# TASK
Copy each line below in which the word "into" occurs.

╭─ RECORDS SHOWN

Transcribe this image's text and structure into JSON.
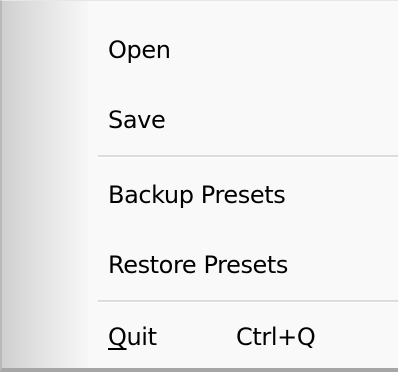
{
  "menu": {
    "items": [
      {
        "label": "Open"
      },
      {
        "label": "Save"
      },
      {
        "label": "Backup Presets"
      },
      {
        "label": "Restore Presets"
      },
      {
        "label_accel": "Q",
        "label_rest": "uit",
        "shortcut": "Ctrl+Q"
      }
    ]
  }
}
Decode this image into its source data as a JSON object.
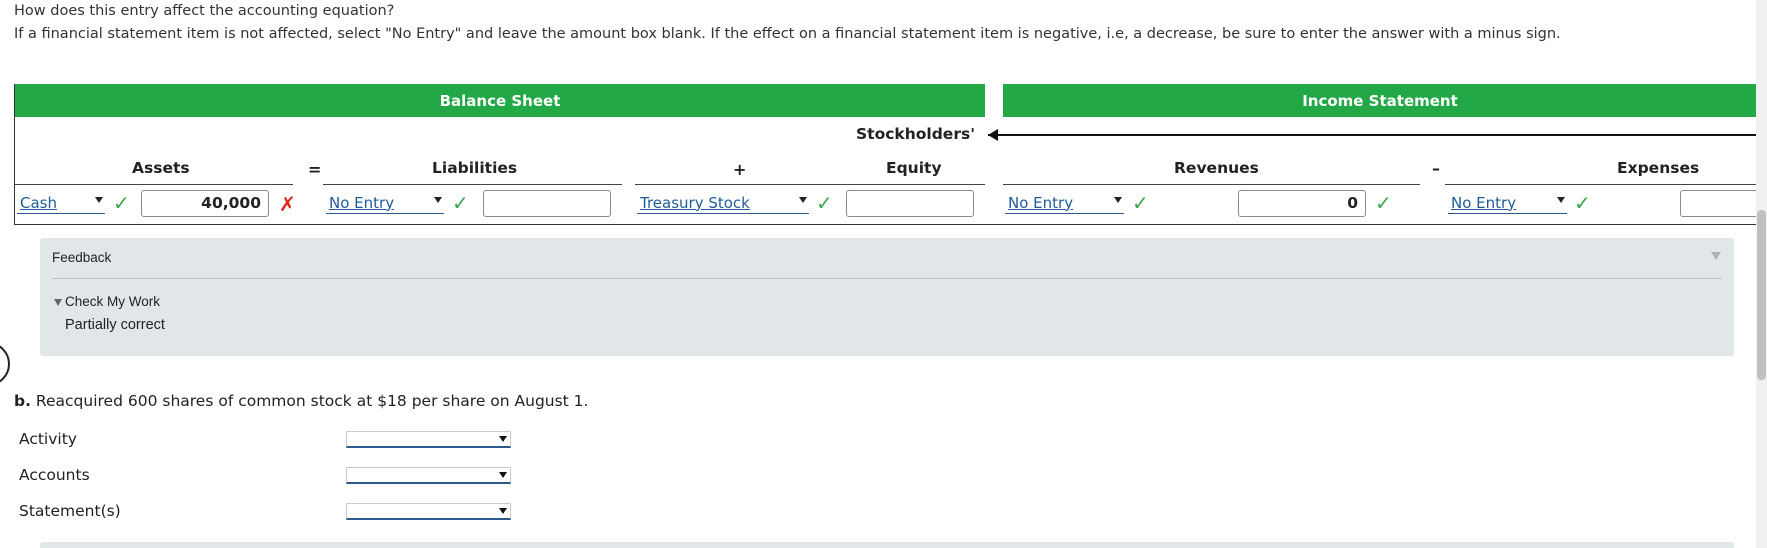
{
  "intro": {
    "question": "How does this entry affect the accounting equation?",
    "instructions": "If a financial statement item is not affected, select \"No Entry\" and leave the amount box blank. If the effect on a financial statement item is negative, i.e, a decrease, be sure to enter the answer with a minus sign."
  },
  "table": {
    "balance_sheet_title": "Balance Sheet",
    "income_statement_title": "Income Statement",
    "stockholders_label": "Stockholders'",
    "columns": {
      "assets": "Assets",
      "equals": "=",
      "liabilities": "Liabilities",
      "plus": "+",
      "equity": "Equity",
      "revenues": "Revenues",
      "minus": "–",
      "expenses": "Expenses"
    },
    "row": {
      "assets_account": "Cash",
      "assets_amount": "40,000",
      "assets_result": "incorrect",
      "liabilities_account": "No Entry",
      "liabilities_amount": "",
      "equity_account": "Treasury Stock",
      "equity_amount": "",
      "revenues_account": "No Entry",
      "revenues_amount": "0",
      "expenses_account": "No Entry",
      "expenses_amount": ""
    }
  },
  "feedback": {
    "title": "Feedback",
    "check_label": "Check My Work",
    "result": "Partially correct"
  },
  "part_b": {
    "label": "b.",
    "text": "Reacquired 600 shares of common stock at $18 per share on August 1.",
    "fields": [
      {
        "label": "Activity",
        "value": ""
      },
      {
        "label": "Accounts",
        "value": ""
      },
      {
        "label": "Statement(s)",
        "value": ""
      }
    ]
  },
  "colors": {
    "header_green": "#22a847",
    "check_green": "#3aa84a",
    "error_red": "#e0241b",
    "link_blue": "#1f5c99",
    "feedback_bg": "#e1e6e9"
  }
}
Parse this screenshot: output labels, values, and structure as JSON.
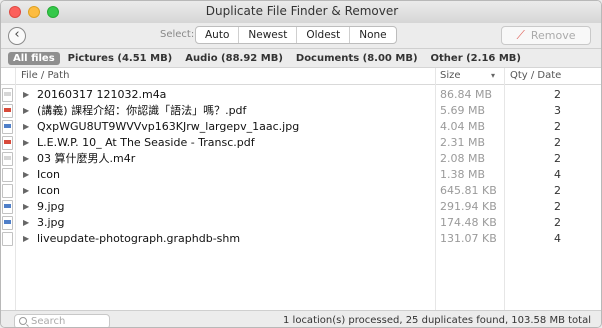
{
  "window": {
    "title": "Duplicate File Finder & Remover"
  },
  "toolbar": {
    "select_label": "Select:",
    "select_options": [
      "Auto",
      "Newest",
      "Oldest",
      "None"
    ],
    "remove_label": "Remove"
  },
  "filters": [
    {
      "label": "All files",
      "active": true
    },
    {
      "label": "Pictures (4.51 MB)",
      "active": false
    },
    {
      "label": "Audio (88.92 MB)",
      "active": false
    },
    {
      "label": "Documents (8.00 MB)",
      "active": false
    },
    {
      "label": "Other (2.16 MB)",
      "active": false
    }
  ],
  "columns": {
    "path": "File / Path",
    "size": "Size",
    "qty": "Qty / Date"
  },
  "rows": [
    {
      "name": "20160317 121032.m4a",
      "size": "86.84 MB",
      "qty": "2",
      "type": "m4a"
    },
    {
      "name": "(講義) 課程介紹：你認識「語法」嗎？.pdf",
      "size": "5.69 MB",
      "qty": "3",
      "type": "pdf"
    },
    {
      "name": "QxpWGU8UT9WVVvp163KJrw_largepv_1aac.jpg",
      "size": "4.04 MB",
      "qty": "2",
      "type": "jpg"
    },
    {
      "name": "L.E.W.P. 10_ At The Seaside - Transc.pdf",
      "size": "2.31 MB",
      "qty": "2",
      "type": "pdf"
    },
    {
      "name": "03 算什麼男人.m4r",
      "size": "2.08 MB",
      "qty": "2",
      "type": "m4r"
    },
    {
      "name": "Icon",
      "size": "1.38 MB",
      "qty": "4",
      "type": "icon"
    },
    {
      "name": "Icon",
      "size": "645.81 KB",
      "qty": "2",
      "type": "icon"
    },
    {
      "name": "9.jpg",
      "size": "291.94 KB",
      "qty": "2",
      "type": "jpg"
    },
    {
      "name": "3.jpg",
      "size": "174.48 KB",
      "qty": "2",
      "type": "jpg"
    },
    {
      "name": "liveupdate-photograph.graphdb-shm",
      "size": "131.07 KB",
      "qty": "4",
      "type": "shm"
    }
  ],
  "status": {
    "search_placeholder": "Search",
    "summary": "1 location(s) processed, 25 duplicates found, 103.58 MB total"
  }
}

╰─

# WRITTEN RESPONSE
Transcribe this image's text and structure into JSON.
Decode this image into its source data as a JSON object.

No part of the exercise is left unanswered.